## Problem to work on
Copy every line in the records below that contains the word "somnambules".
┌─ Data for the task
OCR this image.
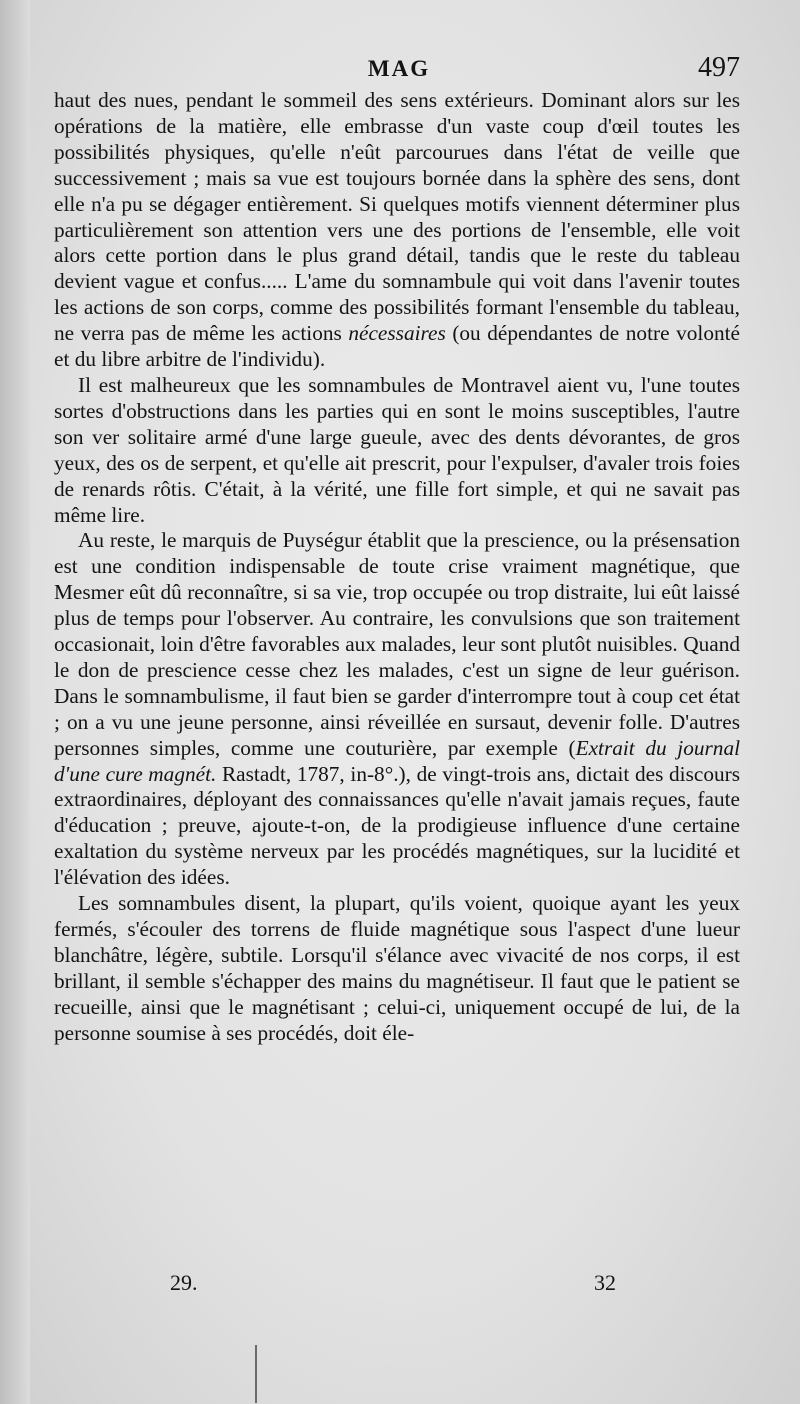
MAG	497

haut des nues, pendant le sommeil des sens extérieurs. Dominant alors sur les opérations de la matière, elle embrasse d'un vaste coup d'œil toutes les possibilités physiques, qu'elle n'eût parcourues dans l'état de veille que successivement ; mais sa vue est toujours bornée dans la sphère des sens, dont elle n'a pu se dégager entièrement. Si quelques motifs viennent déterminer plus particulièrement son attention vers une des portions de l'ensemble, elle voit alors cette portion dans le plus grand détail, tandis que le reste du tableau devient vague et confus..... L'ame du somnambule qui voit dans l'avenir toutes les actions de son corps, comme des possibilités formant l'ensemble du tableau, ne verra pas de même les actions nécessaires (ou dépendantes de notre volonté et du libre arbitre de l'individu).

Il est malheureux que les somnambules de Montravel aient vu, l'une toutes sortes d'obstructions dans les parties qui en sont le moins susceptibles, l'autre son ver solitaire armé d'une large gueule, avec des dents dévorantes, de gros yeux, des os de serpent, et qu'elle ait prescrit, pour l'expulser, d'avaler trois foies de renards rôtis. C'était, à la vérité, une fille fort simple, et qui ne savait pas même lire.

Au reste, le marquis de Puységur établit que la prescience, ou la présensation est une condition indispensable de toute crise vraiment magnétique, que Mesmer eût dû reconnaître, si sa vie, trop occupée ou trop distraite, lui eût laissé plus de temps pour l'observer. Au contraire, les convulsions que son traitement occasionait, loin d'être favorables aux malades, leur sont plutôt nuisibles. Quand le don de prescience cesse chez les malades, c'est un signe de leur guérison. Dans le somnambulisme, il faut bien se garder d'interrompre tout à coup cet état ; on a vu une jeune personne, ainsi réveillée en sursaut, devenir folle. D'autres personnes simples, comme une couturière, par exemple (Extrait du journal d'une cure magnét. Rastadt, 1787, in-8°.), de vingt-trois ans, dictait des discours extraordinaires, déployant des connaissances qu'elle n'avait jamais reçues, faute d'éducation ; preuve, ajoute-t-on, de la prodigieuse influence d'une certaine exaltation du système nerveux par les procédés magnétiques, sur la lucidité et l'élévation des idées.

Les somnambules disent, la plupart, qu'ils voient, quoique ayant les yeux fermés, s'écouler des torrens de fluide magnétique sous l'aspect d'une lueur blanchâtre, légère, subtile. Lorsqu'il s'élance avec vivacité de nos corps, il est brillant, il semble s'échapper des mains du magnétiseur. Il faut que le patient se recueille, ainsi que le magnétisant ; celui-ci, uniquement occupé de lui, de la personne soumise à ses procédés, doit éle-

29.	32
└─
## Exercise result
Il est malheureux que les somnambules de Montravel aient vu, l'une toutes sortes d'obstructions dans les parties qui en sont le moins susceptibles, l'autre son ver solitaire armé d'une large gueule, avec des dents dévorantes, de gros yeux, des os de serpent, et qu'elle ait prescrit, pour l'expulser, d'avaler trois foies de renards rôtis. C'était, à la vérité, une fille fort simple, et qui ne savait pas même lire.
Les somnambules disent, la plupart, qu'ils voient, quoique ayant les yeux fermés, s'écouler des torrens de fluide magnétique sous l'aspect d'une lueur blanchâtre, légère, subtile. Lorsqu'il s'élance avec vivacité de nos corps, il est brillant, il semble s'échapper des mains du magnétiseur. Il faut que le patient se recueille, ainsi que le magnétisant ; celui-ci, uniquement occupé de lui, de la personne soumise à ses procédés, doit éle-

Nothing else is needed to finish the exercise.